[Document extract]:
◆ ◆ ◆ ◆
# Sent My Documents to Pakistan for my Wife Spouse Visa



## zulky (Sep 10, 2013)

I have just sent papers for my wife's spouse visa to pakistan i got married on 13 feb 2013

Documents Sent:

Sponsorship Letter through solicitor
Marriage Certificate
Tested Photo Copies (ILR, Pakistani Passport, Enter/Exit stamp from Pakistan)

Wage Slips from 2 Employers for 6 Months and P60

Employer 1: Basic Salary= Gross £17600 + overtime and commission ( all 6 months pay slips shows gross salary over £1550)

P60= £18643 (April 2013)

Job covering letter stating job permanent till sept 2011 till now


Employer 2: Basic Salary= Gross £4605.96 ( all 6 months pay slips )

P60= £768 (April 2013)

Job covering letter stating job permanent Feb 2013 till now

*Problem i am having is my second employee pays fix £307.18 every month in my bank account , but 3 out of 6 pay slips shows £306.98 paid in my account, i have spoken to accountant he said he cant change it, because if he changes it will be fake payslips, according to him record already sent to hm revenue

my question is will home office say that why payslips and bank statments are not matching, its 20 p difference, but my gross income is the same in all payslips only account paid 20p more tax, but it doesnt reflect on my payslips

My solicitor have said this fault is made by your second employer and home office probally wont even look at your second job because you have full filled the requirements with your first job, and plus they look at gross *income

Other Documents: 

6 months bank statments
Mortgage letter, statements, land registery, house immigration report
letter from hm revenue confirming both jobs

Communication: 

14 page phone record (bill)
skype records
phone cards
money transfers

Wedding photos approx 20
2 Additional photo not part on wedding

Wife Documents:

Valid Passport in her married name
English ielts test band 5.5 (speaking and listening over 4)
TB Test Report
Invitation Card to Wedding
Birthday and Eid Cards
Confirming letter that Phone number i have been calling it is her from her mobile provider



please tell me if my documents are ok and please answer my question


----------



## Sel (Mar 17, 2013)

zulky said:


> My solicitor have said this fault is made by your second employer and home office probally wont even look at your second job because you have full filled the requirements with your first job, and plus they look at gross


So if you meet the financial requirement with one of your jobs - then you shouldn't have declared your second job. It may confuse your application.


----------



## zulky (Sep 10, 2013)

iv already sent the documents and covering letter from the solicitor states my second job, and plus letter from hm revenue states my second job as well, so home office can ask me where is the documents from your second job


----------
◆ ◆ ◆ ◆
[Problem to work on]:
From the spouse visa thread, return the stretch from "I have just" through "P60= £18643 (April 2013)" word for word. You won't need the material that comes next.

[Box coordinate listings]:
◆ ◆ ◆ ◆
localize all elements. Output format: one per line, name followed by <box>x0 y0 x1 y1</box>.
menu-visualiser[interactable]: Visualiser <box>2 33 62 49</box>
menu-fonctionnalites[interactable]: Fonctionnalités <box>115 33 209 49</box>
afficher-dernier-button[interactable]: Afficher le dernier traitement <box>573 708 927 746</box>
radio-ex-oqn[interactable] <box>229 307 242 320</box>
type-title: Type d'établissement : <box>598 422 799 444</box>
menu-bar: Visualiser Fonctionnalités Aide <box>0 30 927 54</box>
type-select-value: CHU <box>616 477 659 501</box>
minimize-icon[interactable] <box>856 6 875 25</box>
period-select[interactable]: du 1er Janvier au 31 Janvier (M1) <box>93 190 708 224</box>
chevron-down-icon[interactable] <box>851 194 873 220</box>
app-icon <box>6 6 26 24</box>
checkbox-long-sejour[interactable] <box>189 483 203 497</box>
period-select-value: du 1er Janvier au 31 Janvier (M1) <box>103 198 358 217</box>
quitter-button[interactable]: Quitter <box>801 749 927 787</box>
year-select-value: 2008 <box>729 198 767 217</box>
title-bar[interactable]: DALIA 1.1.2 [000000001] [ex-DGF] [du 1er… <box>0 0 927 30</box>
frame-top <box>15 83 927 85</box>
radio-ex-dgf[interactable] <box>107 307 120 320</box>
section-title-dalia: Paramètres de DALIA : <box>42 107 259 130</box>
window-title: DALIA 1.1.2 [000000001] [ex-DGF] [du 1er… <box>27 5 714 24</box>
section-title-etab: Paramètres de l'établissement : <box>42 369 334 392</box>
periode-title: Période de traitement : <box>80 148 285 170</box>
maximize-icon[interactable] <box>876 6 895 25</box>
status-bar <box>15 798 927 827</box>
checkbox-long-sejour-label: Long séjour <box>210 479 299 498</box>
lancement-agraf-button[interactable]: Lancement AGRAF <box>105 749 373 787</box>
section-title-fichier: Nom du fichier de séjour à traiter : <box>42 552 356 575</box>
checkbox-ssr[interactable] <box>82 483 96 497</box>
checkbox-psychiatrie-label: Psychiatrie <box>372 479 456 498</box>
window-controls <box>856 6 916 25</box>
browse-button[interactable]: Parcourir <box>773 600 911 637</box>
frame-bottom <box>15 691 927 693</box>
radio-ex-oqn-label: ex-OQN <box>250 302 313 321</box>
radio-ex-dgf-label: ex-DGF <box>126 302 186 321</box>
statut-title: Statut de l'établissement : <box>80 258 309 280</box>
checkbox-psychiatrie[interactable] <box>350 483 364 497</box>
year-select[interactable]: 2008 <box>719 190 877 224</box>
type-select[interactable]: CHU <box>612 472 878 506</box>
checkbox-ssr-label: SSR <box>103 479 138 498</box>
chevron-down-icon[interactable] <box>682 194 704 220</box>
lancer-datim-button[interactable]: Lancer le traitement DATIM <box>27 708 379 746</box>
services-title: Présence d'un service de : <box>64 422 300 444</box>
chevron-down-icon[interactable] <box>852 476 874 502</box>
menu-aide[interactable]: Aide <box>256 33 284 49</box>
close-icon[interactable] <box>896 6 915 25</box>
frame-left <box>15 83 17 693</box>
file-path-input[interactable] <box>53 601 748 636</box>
◆ ◆ ◆ ◆
[Response]:
I have just sent papers for my wife's spouse visa to pakistan i got married on 13 feb 2013

Documents Sent:

Sponsorship Letter through solicitor
Marriage Certificate
Tested Photo Copies (ILR, Pakistani Passport, Enter/Exit stamp from Pakistan)

Wage Slips from 2 Employers for 6 Months and P60

Employer 1: Basic Salary= Gross £17600 + overtime and commission ( all 6 months pay slips shows gross salary over £1550)

P60= £18643 (April 2013)